═══ Entries provided

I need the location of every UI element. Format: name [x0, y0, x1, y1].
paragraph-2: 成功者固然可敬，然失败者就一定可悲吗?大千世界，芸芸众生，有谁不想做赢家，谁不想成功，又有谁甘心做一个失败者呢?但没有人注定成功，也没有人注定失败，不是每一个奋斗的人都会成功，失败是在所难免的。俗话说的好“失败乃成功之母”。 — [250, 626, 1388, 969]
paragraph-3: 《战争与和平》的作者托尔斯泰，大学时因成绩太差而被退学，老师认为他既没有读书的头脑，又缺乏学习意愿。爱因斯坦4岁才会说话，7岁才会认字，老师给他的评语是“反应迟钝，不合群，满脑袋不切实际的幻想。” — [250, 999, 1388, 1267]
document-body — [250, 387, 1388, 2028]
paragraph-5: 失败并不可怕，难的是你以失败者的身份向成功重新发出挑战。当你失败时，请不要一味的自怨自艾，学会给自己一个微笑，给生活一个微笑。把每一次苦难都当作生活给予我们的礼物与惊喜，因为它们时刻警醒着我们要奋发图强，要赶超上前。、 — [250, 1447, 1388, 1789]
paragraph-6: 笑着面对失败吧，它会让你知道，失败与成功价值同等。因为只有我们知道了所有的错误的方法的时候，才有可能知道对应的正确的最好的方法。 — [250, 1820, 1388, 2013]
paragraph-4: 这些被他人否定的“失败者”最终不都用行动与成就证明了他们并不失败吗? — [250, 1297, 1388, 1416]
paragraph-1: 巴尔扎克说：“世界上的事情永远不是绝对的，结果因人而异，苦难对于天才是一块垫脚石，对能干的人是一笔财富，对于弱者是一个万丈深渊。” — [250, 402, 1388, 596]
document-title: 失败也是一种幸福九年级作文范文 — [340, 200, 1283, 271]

══════

The task.
Copy everything from the start of the material down to the line containing "document-body — [250, 387, 1388, 2028]", with both of those lines included. Keep every line unchanged.

Written solution.
I need the location of every UI element. Format: name [x0, y0, x1, y1].
paragraph-2: 成功者固然可敬，然失败者就一定可悲吗?大千世界，芸芸众生，有谁不想做赢家，谁不想成功，又有谁甘心做一个失败者呢?但没有人注定成功，也没有人注定失败，不是每一个奋斗的人都会成功，失败是在所难免的。俗话说的好“失败乃成功之母”。 — [250, 626, 1388, 969]
paragraph-3: 《战争与和平》的作者托尔斯泰，大学时因成绩太差而被退学，老师认为他既没有读书的头脑，又缺乏学习意愿。爱因斯坦4岁才会说话，7岁才会认字，老师给他的评语是“反应迟钝，不合群，满脑袋不切实际的幻想。” — [250, 999, 1388, 1267]
document-body — [250, 387, 1388, 2028]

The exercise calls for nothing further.